## EXERCISE TASK
Find the word "title" in the data. Return every line where it appears.
··· DATA LISTING ···
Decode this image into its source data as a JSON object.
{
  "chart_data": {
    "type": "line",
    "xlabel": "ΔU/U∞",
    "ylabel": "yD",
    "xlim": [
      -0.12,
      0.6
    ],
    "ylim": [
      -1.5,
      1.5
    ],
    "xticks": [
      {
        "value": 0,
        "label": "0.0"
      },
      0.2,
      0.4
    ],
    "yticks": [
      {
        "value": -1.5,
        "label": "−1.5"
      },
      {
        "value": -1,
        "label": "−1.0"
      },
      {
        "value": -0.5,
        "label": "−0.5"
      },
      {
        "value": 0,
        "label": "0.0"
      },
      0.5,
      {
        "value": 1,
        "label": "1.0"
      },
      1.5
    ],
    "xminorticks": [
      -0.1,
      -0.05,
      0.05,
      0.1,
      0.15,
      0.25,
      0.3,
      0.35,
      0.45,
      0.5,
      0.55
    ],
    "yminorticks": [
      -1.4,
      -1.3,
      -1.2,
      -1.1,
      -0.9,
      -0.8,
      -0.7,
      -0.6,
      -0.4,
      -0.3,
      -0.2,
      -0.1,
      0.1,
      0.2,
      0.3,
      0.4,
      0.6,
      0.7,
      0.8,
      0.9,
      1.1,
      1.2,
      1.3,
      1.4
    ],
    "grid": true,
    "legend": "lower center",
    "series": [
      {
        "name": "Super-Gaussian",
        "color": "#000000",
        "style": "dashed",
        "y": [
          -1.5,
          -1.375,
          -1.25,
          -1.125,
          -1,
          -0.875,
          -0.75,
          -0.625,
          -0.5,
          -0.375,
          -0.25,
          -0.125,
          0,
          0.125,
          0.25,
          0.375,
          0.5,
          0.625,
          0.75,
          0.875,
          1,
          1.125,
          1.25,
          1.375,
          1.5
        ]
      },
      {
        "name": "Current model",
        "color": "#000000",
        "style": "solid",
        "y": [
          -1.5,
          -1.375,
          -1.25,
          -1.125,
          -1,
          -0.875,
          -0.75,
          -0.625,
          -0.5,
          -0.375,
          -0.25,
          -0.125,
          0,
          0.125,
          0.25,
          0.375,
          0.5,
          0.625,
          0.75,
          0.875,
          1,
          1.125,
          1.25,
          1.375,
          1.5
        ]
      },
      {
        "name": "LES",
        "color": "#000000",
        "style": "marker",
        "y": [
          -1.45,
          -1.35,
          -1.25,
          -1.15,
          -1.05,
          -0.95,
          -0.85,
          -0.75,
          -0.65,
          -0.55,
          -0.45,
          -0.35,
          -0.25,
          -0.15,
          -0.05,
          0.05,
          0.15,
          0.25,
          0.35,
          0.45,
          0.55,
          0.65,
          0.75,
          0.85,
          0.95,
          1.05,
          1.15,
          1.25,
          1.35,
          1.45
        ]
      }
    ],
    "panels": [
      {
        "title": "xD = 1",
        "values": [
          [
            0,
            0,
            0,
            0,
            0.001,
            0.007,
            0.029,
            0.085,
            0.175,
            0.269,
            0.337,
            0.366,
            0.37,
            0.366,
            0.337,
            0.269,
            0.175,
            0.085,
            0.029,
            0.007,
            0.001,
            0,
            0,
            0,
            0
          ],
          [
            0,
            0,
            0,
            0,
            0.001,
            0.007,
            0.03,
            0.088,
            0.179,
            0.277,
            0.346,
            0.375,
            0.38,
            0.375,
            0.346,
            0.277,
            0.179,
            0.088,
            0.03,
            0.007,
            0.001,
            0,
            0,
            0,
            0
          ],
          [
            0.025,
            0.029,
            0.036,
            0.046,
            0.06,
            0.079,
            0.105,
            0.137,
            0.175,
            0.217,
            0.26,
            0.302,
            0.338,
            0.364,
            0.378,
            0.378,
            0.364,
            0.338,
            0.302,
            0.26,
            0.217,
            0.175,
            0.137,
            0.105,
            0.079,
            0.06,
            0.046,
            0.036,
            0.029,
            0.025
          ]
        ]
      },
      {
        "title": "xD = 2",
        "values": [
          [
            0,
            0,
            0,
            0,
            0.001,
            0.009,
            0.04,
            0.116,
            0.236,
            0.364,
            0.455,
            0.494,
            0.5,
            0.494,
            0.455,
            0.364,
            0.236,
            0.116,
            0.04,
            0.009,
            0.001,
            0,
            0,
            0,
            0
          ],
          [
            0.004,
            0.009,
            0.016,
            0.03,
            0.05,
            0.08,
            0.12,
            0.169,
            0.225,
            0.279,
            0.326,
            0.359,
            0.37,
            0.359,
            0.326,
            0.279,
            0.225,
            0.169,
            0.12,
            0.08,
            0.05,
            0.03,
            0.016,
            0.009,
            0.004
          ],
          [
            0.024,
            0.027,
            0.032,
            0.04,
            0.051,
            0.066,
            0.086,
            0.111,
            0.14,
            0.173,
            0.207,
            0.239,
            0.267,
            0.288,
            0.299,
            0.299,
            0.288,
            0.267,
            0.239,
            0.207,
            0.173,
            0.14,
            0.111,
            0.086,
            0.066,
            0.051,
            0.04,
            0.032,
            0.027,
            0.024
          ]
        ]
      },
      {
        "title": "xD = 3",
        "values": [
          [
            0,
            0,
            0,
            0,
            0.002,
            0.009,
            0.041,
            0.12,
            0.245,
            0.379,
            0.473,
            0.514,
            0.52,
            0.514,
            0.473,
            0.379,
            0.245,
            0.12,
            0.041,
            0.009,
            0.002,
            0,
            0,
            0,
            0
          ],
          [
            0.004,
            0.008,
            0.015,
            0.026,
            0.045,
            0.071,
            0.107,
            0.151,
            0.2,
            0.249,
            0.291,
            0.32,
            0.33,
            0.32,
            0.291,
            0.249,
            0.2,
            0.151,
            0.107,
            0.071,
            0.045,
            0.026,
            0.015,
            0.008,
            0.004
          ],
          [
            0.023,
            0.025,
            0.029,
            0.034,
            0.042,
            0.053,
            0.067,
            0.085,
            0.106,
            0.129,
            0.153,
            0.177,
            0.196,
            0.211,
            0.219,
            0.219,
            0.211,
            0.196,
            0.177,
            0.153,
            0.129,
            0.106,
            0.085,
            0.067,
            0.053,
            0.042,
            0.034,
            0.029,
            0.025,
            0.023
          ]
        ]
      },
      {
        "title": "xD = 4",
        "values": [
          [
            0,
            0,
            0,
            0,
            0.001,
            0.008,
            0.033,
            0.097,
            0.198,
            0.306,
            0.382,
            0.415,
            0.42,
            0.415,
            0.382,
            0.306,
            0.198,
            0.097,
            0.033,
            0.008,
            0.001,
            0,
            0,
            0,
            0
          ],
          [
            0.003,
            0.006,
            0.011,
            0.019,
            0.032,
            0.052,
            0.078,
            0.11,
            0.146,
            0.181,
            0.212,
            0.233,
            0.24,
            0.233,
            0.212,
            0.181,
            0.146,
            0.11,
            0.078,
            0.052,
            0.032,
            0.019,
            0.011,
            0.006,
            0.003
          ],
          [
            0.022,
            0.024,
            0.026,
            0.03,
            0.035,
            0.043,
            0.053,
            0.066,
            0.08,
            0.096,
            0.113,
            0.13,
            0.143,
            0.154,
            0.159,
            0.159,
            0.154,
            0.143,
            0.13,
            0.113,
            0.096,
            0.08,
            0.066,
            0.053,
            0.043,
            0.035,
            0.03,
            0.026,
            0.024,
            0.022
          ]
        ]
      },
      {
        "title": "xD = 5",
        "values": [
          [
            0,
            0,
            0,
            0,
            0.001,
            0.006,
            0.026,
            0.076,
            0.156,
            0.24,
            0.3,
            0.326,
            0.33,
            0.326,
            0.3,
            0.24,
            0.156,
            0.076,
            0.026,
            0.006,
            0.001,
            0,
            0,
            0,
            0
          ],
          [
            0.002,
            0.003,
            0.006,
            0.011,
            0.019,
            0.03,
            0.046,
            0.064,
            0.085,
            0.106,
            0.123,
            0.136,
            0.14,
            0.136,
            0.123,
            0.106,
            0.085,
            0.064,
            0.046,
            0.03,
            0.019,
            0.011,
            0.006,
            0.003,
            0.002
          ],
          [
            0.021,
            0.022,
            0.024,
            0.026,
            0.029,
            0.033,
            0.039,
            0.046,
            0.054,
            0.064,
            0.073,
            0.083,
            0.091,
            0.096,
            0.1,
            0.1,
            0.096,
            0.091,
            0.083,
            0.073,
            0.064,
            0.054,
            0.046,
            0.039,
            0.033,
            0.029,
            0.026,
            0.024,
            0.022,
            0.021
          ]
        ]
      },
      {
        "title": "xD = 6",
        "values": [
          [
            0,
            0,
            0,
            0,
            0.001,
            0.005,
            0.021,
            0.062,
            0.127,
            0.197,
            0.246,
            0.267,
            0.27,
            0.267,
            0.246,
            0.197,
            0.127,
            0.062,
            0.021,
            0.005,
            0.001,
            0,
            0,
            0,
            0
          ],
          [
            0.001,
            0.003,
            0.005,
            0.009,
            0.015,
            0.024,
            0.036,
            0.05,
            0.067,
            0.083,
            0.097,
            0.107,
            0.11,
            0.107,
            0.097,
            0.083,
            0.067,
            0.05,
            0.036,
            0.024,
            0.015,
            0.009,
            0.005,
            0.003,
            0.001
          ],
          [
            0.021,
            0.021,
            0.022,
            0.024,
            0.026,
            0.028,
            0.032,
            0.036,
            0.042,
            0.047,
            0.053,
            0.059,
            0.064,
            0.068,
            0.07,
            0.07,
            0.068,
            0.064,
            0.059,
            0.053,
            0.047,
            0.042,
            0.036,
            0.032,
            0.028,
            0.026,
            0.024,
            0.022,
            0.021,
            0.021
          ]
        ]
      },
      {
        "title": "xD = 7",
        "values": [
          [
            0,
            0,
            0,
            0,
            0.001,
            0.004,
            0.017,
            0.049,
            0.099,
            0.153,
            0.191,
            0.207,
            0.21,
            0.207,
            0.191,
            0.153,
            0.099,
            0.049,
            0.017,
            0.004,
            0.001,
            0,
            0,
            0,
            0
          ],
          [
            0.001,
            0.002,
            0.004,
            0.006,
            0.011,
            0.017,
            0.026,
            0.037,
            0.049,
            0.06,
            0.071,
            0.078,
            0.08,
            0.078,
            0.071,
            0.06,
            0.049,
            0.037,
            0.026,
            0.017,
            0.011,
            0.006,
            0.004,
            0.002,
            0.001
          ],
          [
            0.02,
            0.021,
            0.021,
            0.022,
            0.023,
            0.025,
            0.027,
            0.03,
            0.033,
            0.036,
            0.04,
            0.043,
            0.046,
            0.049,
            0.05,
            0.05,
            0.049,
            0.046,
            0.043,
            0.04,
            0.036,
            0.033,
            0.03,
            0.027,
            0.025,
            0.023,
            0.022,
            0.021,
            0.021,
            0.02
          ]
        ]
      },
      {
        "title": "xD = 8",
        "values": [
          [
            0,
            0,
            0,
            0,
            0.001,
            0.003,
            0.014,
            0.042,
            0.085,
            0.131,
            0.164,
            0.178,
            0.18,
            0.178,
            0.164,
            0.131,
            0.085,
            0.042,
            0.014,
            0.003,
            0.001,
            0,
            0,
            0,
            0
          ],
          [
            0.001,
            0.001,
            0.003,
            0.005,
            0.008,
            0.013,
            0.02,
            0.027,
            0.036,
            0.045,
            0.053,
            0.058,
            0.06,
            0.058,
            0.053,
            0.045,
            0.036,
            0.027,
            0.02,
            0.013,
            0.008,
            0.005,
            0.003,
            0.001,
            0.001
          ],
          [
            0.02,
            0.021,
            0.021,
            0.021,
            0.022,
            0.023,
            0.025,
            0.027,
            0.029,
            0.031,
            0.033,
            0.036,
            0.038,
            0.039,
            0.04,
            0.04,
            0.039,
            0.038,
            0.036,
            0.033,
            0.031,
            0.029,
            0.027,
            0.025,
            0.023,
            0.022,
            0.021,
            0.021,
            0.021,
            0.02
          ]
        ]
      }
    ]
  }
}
···
## WRITTEN SOLUTION
        "title": "xD = 1",
        "title": "xD = 2",
        "title": "xD = 3",
        "title": "xD = 4",
        "title": "xD = 5",
        "title": "xD = 6",
        "title": "xD = 7",
        "title": "xD = 8",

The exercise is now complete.